§ TASKS FOR THIS EXERCISE
- A) Decide whether each statement agrees with the forum thread about teachers taking time off for sick children. For each, answer yes or no and quote the words from the thread that decide it.
(i) LentilStew's main objection is that the leave is unpaid.
(ii) The emergency nanny offered to LentilStew could start the same day.
(iii) LonnyVonnyWilsonFrickett believes the holiday childcare the OP avoids paying for balances out 2–3 days of unpaid leave a year.
- B) Continue the forum thread about teachers taking time off for sick children, starting after its final post.

§ EXTRACT TO READ
BitOutOfPractice · 03/02/2016 08:46

They don't "decide as a family" though. It's simply obvious that he "can't" because he has a meeting.

DrSeussRevived · 03/02/2016 08:46

Star, I think that's wrong too. It's reasonable for parents to share the burden of sick children and people other than teachers have unmissable work commitments.

DrSeussRevived · 03/02/2016 08:49

Bit, my posts were aimed at the OP. I think you and I agree that both sets of work are equally important!

LentilStew · 03/02/2016 09:02

I think it's unfair to suggest that the op should do it all. He's already said he does most but occasionally he cannot miss work and therefore she needs to do it. It's unreasonable to suggest that she shouldn't ever do it just because of the nature of her job. As a teacher I'm well aware out holidays are plentiful. The problem is they they're fixed and therefore cannot be used to cover s child sent home ill from school.

As for half a day to sort out emergency cover then back at your desk...what emergency cover would that be? We have no family and I tried to organise an emergency nanny once when I went into early labour and DH was away. They offered me someone the following day at £500 per day. So not even the same day and not just expensive but prohibitively so. If I needed that fir a week then my entire monthly salary wouldn't even have covered it.

LonnyVonnyWilsonFrickett · 03/02/2016 09:02

Think of all the holiday childcare you don't have to pay for OP.

I'm pretty sure that balances out 2 - 3 days unpaid leave per year.

BitOutOfPractice · 03/02/2016 09:14

Nobody has said the OP should do it all Lentil Confused

I see now DrSeuss - I read them differently before. It's early still! More coffee required Thanks

LentilStew · 03/02/2016 09:18

My own personal issue is not that it's upaid, I accept that. Rather it's that I'm expected not to do it and reminded how I'm letting everyone down. DH actually does more than me but that doesn't mean I get away with not doing it. Every single successive HT I have worked for since having children has uttered the line, 'well can't you call your mother' what a ridiculous thing to say.

  1. since graduating I have never lived closer than 50miles from her.
  2. she had her own busy, professional job.
  3. she's dead
fastdaytears · 03/02/2016 09:21

My own personal issue is not that it's upaid, I accept that. Rather it's that I'm expected not to do it and reminded how I'm letting everyone down.

Agreed, that is tough. And the expectation that everyone has a stay at home grandparent within easy reach is ridiculous.

§ SUPPLIED INFORMATION
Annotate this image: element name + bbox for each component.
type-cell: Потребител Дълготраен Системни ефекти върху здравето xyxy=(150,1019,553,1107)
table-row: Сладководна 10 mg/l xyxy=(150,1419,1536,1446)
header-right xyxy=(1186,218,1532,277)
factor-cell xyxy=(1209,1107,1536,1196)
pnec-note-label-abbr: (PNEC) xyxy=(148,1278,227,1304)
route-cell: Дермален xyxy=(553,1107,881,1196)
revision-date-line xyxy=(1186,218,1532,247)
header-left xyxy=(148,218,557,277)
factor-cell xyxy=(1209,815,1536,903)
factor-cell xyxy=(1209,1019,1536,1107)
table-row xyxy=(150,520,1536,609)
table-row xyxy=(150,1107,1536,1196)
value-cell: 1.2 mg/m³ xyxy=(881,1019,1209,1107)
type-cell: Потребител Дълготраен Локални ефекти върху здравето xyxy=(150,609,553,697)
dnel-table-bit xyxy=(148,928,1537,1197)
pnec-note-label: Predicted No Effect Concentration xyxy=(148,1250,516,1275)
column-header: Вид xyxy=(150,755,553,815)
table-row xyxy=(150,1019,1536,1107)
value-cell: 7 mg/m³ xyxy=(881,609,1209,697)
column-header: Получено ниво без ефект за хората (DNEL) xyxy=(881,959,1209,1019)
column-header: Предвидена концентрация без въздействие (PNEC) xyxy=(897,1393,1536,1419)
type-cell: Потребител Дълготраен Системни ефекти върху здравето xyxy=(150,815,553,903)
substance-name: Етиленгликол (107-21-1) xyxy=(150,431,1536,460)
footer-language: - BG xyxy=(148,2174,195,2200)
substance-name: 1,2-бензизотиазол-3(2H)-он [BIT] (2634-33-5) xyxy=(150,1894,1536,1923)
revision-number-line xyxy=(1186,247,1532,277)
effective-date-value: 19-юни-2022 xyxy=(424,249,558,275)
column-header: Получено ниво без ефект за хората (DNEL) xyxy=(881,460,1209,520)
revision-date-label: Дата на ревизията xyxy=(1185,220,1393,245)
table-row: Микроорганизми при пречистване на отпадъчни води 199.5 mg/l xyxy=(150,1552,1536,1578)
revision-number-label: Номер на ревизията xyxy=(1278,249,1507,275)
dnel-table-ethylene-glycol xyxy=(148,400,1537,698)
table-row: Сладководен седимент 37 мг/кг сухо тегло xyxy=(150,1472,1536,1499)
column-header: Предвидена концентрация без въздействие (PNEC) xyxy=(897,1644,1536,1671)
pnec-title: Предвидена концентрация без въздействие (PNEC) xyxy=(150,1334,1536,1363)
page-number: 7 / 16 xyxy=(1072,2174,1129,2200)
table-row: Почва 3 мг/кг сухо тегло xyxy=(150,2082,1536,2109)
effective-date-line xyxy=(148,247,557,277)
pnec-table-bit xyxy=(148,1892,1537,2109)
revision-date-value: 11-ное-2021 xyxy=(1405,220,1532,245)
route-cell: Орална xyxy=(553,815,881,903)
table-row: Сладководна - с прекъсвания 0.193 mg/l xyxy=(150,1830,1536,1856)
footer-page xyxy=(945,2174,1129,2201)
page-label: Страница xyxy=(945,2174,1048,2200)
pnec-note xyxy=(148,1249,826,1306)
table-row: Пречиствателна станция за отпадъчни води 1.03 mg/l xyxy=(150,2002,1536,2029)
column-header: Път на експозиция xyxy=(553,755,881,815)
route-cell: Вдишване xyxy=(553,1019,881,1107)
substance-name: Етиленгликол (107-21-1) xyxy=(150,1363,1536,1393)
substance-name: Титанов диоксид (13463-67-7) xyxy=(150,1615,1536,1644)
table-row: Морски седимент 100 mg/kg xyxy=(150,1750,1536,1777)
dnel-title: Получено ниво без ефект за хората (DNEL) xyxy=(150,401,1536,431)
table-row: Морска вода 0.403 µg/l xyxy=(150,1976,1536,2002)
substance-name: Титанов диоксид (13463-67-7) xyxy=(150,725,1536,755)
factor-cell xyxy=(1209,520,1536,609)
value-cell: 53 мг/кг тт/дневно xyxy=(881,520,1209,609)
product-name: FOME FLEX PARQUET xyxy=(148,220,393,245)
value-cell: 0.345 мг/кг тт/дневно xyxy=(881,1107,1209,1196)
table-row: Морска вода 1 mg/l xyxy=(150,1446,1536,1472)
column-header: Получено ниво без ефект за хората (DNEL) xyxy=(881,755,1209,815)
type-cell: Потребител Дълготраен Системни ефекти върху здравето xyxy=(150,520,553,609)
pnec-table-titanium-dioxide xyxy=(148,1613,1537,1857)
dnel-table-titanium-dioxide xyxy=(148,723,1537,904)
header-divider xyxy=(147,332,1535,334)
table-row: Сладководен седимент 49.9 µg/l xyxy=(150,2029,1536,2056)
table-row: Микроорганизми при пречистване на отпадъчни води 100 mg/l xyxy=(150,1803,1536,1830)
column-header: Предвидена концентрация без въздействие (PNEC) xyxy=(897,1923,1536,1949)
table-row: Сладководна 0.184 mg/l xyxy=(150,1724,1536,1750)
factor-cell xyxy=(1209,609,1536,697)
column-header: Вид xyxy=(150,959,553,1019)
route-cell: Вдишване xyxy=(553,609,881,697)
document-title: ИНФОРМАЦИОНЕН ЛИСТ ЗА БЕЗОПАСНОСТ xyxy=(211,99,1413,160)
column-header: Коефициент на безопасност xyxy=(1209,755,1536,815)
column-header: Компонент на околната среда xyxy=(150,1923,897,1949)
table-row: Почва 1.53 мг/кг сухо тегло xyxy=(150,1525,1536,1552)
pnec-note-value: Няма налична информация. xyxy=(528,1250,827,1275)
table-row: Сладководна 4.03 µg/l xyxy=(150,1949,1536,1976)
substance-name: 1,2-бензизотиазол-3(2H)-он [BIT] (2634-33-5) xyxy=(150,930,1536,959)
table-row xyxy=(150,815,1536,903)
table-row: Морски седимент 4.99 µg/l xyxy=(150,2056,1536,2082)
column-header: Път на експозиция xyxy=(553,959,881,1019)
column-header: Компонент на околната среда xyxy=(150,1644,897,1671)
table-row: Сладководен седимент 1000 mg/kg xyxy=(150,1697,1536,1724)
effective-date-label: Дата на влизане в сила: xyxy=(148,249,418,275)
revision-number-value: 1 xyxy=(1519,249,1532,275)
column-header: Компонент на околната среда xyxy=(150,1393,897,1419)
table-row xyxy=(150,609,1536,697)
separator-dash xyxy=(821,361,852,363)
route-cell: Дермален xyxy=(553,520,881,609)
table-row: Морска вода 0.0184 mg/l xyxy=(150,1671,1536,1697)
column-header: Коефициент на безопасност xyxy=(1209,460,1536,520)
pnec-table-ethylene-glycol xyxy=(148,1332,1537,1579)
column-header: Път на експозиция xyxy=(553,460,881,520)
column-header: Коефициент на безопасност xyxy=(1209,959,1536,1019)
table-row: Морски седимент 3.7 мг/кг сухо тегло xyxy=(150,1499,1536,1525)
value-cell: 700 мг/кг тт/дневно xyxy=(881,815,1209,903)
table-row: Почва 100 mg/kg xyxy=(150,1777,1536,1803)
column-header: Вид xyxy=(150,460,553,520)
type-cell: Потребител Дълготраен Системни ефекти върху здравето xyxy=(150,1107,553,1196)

§ ANSWERS BELOW
- A)
(i) No: "My own personal issue is not that it's upaid, I accept that."
(ii) No: "They offered me someone the following day at £500 per day."
(iii) Yes: "I'm pretty sure that balances out 2 - 3 days unpaid leave per year."

- B)
LentilStew · 03/02/2016 09:21

Bit, I was just responding to you pulling him up on not being able to do it when he had to meet clients saying everyday was client facing for her. He had said earlier that he did all the others sport from those few times so I don't think it's unreasonable to expect that she must do those days if he picks up the tab the rest of the time.

Clarella · 03/02/2016 09:51

I haven't read whole thread but my work (teacher) decided to give 2 days per year paid leave for dependants in an emergency eg sick child. This was after careful discussion with governors. It's an Sen school so lots of staff and we have a few colleagues with very disabled children, and actually all these women are TAs so on low wages anyway. This is just out school and our very nice head.

In my experience teachers (mainly the TAs) sometimes call in sick them selves (if work record generally good) in order to avoid this issue. It's just how it is, and more so in a profession where the majority are women, as with very young children it's usually the mother who tends to care for the child.

uglyswan · 03/02/2016 10:06

"I'm astonished that there are any employers who pay people to have a day off for taking care of a sick child." - I'm astonished that this isn't mandatory tbh. You hire people to work for your business - they're going to get ill, their children are going to get ill, life happens. If you want reliable, productive staff, then it's ridiculous and unfair to penalise them. Those are the costs of running a business. You don't want to pay those costs? Then buy the services of self-employed contractors - they'll be more expensive of course, but that's because they're taking on the financial risks that you, the employer, are so keen to avoid.